■ SOURCE EXTRACT ■
● ● ● ● ● ● ●

A Look Forward to AdvaMed 2014 with Ray Briscuso


AdvaMed 2014, October 6-8 McCormick Place









This fall, for the first time ever, Chicago will host AdvaMed’s Annual MedTech Conference. The Medtech community in Illinois employes more than 11,800 direct jobs that support an additional 27,000 jobs, and it provides $9.5 billion in economic output. The medtech industry in Illinois is the only bioscience segment that demonstrated significant employment growth since 2007, driven mostly by increased commercialization and formation of new companies.

AdvaMed will be hosting a networking event on June 19th at Rush, visit our Calendar for more information. 

Ray Briscuso at the 2014 iBIO IndEx

At the iBIO IndEx conference last month I had the opportunity to sit down with Ray Briscuso, the producer of AdvaMed’s Annual MedTech Conference.

● ● ● ● ● ● ●

■ LISTED RECORDS ■
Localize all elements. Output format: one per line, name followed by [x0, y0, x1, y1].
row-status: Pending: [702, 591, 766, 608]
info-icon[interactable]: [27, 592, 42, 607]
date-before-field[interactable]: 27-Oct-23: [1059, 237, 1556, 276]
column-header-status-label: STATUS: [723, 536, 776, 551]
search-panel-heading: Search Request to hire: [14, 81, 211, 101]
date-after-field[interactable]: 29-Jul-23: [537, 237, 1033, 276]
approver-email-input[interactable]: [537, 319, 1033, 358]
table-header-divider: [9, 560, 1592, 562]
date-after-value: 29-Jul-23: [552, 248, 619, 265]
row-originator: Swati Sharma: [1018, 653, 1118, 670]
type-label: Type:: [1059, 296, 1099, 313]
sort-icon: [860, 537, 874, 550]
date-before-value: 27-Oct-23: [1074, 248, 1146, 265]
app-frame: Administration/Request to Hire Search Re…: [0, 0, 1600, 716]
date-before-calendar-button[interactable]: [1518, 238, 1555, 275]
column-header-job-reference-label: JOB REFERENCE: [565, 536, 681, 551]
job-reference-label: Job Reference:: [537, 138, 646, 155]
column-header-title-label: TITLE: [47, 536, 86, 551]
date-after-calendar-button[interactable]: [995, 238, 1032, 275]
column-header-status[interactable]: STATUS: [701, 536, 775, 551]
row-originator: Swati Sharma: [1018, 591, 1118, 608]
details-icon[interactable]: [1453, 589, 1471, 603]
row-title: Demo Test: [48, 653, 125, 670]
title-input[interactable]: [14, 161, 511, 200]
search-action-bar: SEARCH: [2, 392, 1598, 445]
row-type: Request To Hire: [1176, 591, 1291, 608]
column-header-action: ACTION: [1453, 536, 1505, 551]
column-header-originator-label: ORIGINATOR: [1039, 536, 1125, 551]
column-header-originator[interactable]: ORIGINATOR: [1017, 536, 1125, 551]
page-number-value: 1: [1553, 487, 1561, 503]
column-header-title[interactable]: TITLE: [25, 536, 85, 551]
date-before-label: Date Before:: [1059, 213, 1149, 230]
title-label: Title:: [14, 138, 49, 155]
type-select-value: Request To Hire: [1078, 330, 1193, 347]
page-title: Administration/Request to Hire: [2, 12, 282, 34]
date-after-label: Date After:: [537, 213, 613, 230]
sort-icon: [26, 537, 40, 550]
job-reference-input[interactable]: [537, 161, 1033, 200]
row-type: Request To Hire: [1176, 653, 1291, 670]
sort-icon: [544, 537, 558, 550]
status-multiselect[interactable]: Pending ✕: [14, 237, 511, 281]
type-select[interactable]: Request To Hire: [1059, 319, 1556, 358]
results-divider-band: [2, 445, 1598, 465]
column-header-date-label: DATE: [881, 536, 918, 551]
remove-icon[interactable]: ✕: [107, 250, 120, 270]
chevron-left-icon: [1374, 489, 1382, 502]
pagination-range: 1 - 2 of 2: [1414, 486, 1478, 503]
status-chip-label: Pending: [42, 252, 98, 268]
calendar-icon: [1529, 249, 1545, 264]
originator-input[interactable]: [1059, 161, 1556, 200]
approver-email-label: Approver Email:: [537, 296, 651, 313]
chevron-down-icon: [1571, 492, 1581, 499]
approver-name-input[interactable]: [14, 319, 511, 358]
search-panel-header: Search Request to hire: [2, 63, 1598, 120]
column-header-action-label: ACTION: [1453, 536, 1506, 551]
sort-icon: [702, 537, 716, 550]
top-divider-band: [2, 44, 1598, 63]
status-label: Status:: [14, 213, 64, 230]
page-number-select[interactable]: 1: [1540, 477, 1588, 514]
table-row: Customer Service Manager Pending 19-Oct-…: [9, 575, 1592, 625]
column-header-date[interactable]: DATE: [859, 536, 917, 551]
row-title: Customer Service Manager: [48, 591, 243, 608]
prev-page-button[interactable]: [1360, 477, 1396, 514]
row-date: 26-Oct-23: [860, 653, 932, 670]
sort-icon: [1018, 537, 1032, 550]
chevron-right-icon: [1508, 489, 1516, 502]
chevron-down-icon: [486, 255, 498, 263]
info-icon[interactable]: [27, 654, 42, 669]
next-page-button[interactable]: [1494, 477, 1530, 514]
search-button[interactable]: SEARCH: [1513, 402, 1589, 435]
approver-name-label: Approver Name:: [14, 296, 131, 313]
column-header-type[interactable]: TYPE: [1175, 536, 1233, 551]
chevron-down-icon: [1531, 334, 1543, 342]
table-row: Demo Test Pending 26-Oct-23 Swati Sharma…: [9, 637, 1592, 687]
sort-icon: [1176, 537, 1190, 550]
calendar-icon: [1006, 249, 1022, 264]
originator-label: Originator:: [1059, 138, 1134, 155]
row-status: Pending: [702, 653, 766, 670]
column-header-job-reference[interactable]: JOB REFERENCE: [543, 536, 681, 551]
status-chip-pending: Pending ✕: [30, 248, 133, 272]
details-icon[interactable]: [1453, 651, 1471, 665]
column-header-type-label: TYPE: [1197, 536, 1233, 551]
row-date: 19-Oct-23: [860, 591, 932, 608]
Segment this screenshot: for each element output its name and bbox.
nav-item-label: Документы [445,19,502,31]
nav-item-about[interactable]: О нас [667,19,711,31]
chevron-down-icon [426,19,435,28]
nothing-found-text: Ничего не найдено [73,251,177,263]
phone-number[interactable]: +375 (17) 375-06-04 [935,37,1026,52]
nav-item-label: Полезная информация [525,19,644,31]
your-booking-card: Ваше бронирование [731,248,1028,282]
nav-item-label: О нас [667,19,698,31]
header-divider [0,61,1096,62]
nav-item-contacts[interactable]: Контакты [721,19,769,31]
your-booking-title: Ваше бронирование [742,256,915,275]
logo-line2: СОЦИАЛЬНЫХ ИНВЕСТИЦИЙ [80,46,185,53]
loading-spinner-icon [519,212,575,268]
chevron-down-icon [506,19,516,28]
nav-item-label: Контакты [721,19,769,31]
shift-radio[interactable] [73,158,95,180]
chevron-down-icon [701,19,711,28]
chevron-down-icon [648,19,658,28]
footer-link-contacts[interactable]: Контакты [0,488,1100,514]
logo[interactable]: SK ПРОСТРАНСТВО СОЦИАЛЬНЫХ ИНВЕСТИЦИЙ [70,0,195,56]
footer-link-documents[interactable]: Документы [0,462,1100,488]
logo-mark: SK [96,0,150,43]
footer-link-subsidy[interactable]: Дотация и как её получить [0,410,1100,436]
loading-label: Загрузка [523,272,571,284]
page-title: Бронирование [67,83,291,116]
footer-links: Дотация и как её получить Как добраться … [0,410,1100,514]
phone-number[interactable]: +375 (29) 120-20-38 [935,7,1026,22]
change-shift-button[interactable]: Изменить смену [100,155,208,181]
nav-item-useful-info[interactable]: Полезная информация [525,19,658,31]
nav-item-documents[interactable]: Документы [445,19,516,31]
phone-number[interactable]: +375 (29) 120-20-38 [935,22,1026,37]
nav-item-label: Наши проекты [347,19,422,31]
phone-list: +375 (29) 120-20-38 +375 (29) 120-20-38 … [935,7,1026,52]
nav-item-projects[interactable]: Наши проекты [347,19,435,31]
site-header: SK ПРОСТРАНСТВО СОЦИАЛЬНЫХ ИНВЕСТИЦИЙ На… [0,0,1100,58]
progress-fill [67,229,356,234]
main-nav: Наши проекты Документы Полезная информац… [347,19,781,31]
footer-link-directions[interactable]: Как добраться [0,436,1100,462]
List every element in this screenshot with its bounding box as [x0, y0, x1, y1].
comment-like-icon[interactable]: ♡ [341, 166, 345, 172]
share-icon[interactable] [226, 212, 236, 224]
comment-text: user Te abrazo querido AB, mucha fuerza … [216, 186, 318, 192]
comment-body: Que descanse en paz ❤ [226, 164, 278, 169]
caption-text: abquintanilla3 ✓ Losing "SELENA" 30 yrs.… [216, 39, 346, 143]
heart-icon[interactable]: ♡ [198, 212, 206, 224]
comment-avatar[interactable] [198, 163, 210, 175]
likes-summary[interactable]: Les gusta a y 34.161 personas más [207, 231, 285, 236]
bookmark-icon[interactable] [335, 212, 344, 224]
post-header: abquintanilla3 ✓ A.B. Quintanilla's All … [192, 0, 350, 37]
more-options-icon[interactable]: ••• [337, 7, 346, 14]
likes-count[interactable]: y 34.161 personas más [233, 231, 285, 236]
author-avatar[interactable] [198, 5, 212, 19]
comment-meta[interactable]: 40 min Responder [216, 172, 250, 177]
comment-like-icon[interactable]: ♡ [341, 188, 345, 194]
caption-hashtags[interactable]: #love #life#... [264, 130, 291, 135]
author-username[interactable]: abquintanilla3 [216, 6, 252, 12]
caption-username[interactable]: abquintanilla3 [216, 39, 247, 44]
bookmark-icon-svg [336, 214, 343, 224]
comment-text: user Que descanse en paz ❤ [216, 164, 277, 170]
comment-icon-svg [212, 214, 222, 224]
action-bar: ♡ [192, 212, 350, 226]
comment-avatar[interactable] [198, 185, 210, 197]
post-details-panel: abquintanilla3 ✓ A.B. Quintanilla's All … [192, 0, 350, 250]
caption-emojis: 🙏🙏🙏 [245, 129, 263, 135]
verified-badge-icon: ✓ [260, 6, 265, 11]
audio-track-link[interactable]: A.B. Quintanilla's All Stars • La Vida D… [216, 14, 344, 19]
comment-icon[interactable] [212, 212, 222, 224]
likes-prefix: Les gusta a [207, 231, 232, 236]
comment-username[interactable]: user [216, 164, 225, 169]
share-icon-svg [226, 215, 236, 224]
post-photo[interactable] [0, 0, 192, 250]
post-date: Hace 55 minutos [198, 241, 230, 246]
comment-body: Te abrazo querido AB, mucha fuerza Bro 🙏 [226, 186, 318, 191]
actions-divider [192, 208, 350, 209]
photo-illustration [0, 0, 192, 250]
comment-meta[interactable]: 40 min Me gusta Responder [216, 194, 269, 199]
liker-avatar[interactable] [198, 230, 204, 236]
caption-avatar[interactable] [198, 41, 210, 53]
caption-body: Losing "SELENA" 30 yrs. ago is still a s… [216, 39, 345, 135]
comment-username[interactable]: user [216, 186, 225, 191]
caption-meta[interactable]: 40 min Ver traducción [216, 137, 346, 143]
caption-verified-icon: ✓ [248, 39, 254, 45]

● ● ● ● ● ● ●

■ STUDY QUESTIONS ■
• A. Answer these questions using the AdvaMed 2014 preview:
(i) On what dates, and at what venue, is AdvaMed 2014 held?
(ii) How much economic output does the medtech industry provide in Illinois?
(iii) At which conference did the writer sit down with Ray Briscuso?
• B. Decide whether each statement agrees with the AdvaMed 2014 preview. Answer yes or no and quote the words that settle it.
(i) Chicago has hosted AdvaMed's Annual MedTech Conference in earlier years.
(ii) AdvaMed's networking event is set for June 19th at Rush.
(iii) Ray Briscuso produces AdvaMed's Annual MedTech Conference.
• C. Carry on the AdvaMed 2014 preview from its last sentence.

■ EXERCISE RESPONSES ■
• A.
(i) October 6-8, at McCormick Place.
(ii) $9.5 billion.
(iii) The iBIO IndEx conference.

• B.
(i) No: "This fall, for the first time ever, Chicago will host AdvaMed’s Annual MedTech Conference."
(ii) Yes: "AdvaMed will be hosting a networking event on June 19th at Rush"
(iii) Yes: "Ray Briscuso, the producer of AdvaMed’s Annual MedTech Conference."

• C.
Ray, can you give me the quick download on this conference.

Sure – in brief, AdvaMed’s annual conference is a combination of about eight related events all staged at one place and one time to bring together the decision makers, investors, regulators and other key stakeholders from the global device and diagnostic industry. The conference is the convergence of meetings that include a world-class investors conference, a CEO Summit, a Regulatory conference, a Payment/Reimbursement meeting, a Legal/Compliance conference, combined with a healthy mix of international policy, e-health and DX/IVD (diagnostic and in vitro diagnostic) attention.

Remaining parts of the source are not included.